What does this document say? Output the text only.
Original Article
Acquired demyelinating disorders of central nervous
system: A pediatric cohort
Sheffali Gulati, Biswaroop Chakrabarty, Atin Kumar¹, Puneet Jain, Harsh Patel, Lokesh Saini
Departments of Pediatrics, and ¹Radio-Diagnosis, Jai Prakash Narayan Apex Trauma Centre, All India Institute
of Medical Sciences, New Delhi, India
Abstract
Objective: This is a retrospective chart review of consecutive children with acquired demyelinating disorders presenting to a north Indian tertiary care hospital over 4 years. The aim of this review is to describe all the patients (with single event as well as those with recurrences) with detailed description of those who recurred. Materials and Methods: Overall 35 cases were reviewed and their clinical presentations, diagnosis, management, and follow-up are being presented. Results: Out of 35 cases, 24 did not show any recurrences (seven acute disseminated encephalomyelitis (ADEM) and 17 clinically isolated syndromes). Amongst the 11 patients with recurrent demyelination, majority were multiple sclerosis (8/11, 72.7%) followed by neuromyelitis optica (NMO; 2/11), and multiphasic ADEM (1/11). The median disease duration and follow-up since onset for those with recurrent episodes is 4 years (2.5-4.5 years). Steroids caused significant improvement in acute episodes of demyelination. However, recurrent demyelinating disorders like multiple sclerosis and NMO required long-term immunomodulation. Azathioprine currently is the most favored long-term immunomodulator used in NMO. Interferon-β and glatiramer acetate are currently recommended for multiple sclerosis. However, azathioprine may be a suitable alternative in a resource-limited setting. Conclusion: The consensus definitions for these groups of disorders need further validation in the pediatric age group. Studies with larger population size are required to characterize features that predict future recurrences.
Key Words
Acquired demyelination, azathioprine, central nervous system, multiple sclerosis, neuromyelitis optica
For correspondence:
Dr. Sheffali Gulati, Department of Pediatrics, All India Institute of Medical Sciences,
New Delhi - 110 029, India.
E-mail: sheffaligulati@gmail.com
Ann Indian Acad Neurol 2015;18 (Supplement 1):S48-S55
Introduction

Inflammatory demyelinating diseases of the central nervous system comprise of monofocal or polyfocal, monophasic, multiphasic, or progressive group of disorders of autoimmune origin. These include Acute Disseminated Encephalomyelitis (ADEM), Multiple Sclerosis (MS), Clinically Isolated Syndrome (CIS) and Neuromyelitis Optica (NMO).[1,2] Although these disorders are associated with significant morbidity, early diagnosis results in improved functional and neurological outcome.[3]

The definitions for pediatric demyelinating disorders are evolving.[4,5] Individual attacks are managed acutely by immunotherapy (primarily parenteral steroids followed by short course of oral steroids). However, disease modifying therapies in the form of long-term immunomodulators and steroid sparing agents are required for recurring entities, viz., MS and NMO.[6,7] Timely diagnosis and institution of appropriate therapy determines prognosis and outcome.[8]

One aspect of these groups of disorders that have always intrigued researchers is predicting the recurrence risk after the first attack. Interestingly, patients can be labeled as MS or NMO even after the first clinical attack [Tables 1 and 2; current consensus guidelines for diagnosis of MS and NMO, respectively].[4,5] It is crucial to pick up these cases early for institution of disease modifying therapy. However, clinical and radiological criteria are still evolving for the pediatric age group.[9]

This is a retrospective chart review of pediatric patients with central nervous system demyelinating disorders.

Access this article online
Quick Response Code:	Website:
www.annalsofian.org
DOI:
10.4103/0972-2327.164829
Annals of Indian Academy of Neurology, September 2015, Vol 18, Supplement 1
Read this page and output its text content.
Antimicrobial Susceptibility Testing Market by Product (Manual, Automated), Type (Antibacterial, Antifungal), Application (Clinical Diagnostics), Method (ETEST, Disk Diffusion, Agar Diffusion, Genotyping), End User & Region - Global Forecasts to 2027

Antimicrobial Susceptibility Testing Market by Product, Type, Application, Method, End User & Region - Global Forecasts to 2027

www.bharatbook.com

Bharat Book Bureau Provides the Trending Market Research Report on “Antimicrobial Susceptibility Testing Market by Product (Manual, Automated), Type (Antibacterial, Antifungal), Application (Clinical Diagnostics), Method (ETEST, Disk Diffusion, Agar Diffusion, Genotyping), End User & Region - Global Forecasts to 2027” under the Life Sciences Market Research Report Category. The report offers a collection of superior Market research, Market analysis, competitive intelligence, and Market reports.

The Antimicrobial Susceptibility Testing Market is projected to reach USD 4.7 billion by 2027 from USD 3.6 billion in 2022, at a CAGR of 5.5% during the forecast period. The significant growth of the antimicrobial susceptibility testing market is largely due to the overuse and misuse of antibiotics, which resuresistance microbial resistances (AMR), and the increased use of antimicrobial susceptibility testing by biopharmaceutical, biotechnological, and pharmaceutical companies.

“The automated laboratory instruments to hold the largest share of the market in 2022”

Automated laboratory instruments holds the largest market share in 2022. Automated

————————

> **About this task**:
Each line in the records that carries "Institute" must be copied out.

> **Solution for this exercise**:
Departments of Pediatrics, and ¹Radio-Diagnosis, Jai Prakash Narayan Apex Trauma Centre, All India Institute
Dr. Sheffali Gulati, Department of Pediatrics, All India Institute of Medical Sciences,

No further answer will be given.